• [What you will do]:
Exact repetition of every entry is required.
------ Data extract
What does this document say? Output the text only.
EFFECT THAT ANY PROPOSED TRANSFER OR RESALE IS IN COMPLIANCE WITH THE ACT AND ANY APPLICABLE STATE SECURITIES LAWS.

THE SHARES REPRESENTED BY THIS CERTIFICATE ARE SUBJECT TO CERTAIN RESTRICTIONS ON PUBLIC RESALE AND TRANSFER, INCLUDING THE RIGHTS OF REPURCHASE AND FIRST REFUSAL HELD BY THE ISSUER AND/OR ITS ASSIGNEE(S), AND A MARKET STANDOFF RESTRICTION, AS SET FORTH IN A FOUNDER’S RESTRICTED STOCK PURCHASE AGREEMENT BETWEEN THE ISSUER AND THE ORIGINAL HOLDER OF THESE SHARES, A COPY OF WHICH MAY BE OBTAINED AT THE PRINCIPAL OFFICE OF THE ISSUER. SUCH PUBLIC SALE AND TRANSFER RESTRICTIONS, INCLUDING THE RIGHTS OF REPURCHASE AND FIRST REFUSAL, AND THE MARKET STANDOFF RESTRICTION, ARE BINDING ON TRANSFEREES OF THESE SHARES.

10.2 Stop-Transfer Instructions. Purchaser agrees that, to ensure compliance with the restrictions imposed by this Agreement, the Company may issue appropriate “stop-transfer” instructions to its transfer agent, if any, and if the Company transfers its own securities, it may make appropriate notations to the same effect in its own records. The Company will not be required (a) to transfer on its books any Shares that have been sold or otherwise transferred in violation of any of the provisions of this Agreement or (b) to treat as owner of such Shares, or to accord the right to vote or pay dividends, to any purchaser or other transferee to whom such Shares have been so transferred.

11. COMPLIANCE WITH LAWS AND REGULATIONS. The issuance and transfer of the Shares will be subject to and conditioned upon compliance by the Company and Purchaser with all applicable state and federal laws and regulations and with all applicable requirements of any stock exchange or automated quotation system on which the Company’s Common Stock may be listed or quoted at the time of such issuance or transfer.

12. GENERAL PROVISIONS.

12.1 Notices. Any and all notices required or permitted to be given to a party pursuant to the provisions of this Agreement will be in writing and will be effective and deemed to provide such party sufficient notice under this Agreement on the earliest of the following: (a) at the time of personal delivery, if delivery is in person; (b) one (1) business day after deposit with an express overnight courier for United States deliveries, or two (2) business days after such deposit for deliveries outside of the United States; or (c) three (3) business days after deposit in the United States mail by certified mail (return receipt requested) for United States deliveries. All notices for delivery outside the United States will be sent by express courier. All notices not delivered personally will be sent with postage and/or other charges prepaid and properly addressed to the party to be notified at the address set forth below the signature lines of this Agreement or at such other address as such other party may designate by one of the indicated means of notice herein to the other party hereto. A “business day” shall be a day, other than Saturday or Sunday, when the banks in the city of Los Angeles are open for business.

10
------------
• [Worked solution]:
What does this document say? Output the text only.
EFFECT THAT ANY PROPOSED TRANSFER OR RESALE IS IN COMPLIANCE WITH THE ACT AND ANY APPLICABLE STATE SECURITIES LAWS.

THE SHARES REPRESENTED BY THIS CERTIFICATE ARE SUBJECT TO CERTAIN RESTRICTIONS ON PUBLIC RESALE AND TRANSFER, INCLUDING THE RIGHTS OF REPURCHASE AND FIRST REFUSAL HELD BY THE ISSUER AND/OR ITS ASSIGNEE(S), AND A MARKET STANDOFF RESTRICTION, AS SET FORTH IN A FOUNDER’S RESTRICTED STOCK PURCHASE AGREEMENT BETWEEN THE ISSUER AND THE ORIGINAL HOLDER OF THESE SHARES, A COPY OF WHICH MAY BE OBTAINED AT THE PRINCIPAL OFFICE OF THE ISSUER. SUCH PUBLIC SALE AND TRANSFER RESTRICTIONS, INCLUDING THE RIGHTS OF REPURCHASE AND FIRST REFUSAL, AND THE MARKET STANDOFF RESTRICTION, ARE BINDING ON TRANSFEREES OF THESE SHARES.

10.2 Stop-Transfer Instructions. Purchaser agrees that, to ensure compliance with the restrictions imposed by this Agreement, the Company may issue appropriate “stop-transfer” instructions to its transfer agent, if any, and if the Company transfers its own securities, it may make appropriate notations to the same effect in its own records. The Company will not be required (a) to transfer on its books any Shares that have been sold or otherwise transferred in violation of any of the provisions of this Agreement or (b) to treat as owner of such Shares, or to accord the right to vote or pay dividends, to any purchaser or other transferee to whom such Shares have been so transferred.

11. COMPLIANCE WITH LAWS AND REGULATIONS. The issuance and transfer of the Shares will be subject to and conditioned upon compliance by the Company and Purchaser with all applicable state and federal laws and regulations and with all applicable requirements of any stock exchange or automated quotation system on which the Company’s Common Stock may be listed or quoted at the time of such issuance or transfer.

12. GENERAL PROVISIONS.

12.1 Notices. Any and all notices required or permitted to be given to a party pursuant to the provisions of this Agreement will be in writing and will be effective and deemed to provide such party sufficient notice under this Agreement on the earliest of the following: (a) at the time of personal delivery, if delivery is in person; (b) one (1) business day after deposit with an express overnight courier for United States deliveries, or two (2) business days after such deposit for deliveries outside of the United States; or (c) three (3) business days after deposit in the United States mail by certified mail (return receipt requested) for United States deliveries. All notices for delivery outside the United States will be sent by express courier. All notices not delivered personally will be sent with postage and/or other charges prepaid and properly addressed to the party to be notified at the address set forth below the signature lines of this Agreement or at such other address as such other party may designate by one of the indicated means of notice herein to the other party hereto. A “business day” shall be a day, other than Saturday or Sunday, when the banks in the city of Los Angeles are open for business.

10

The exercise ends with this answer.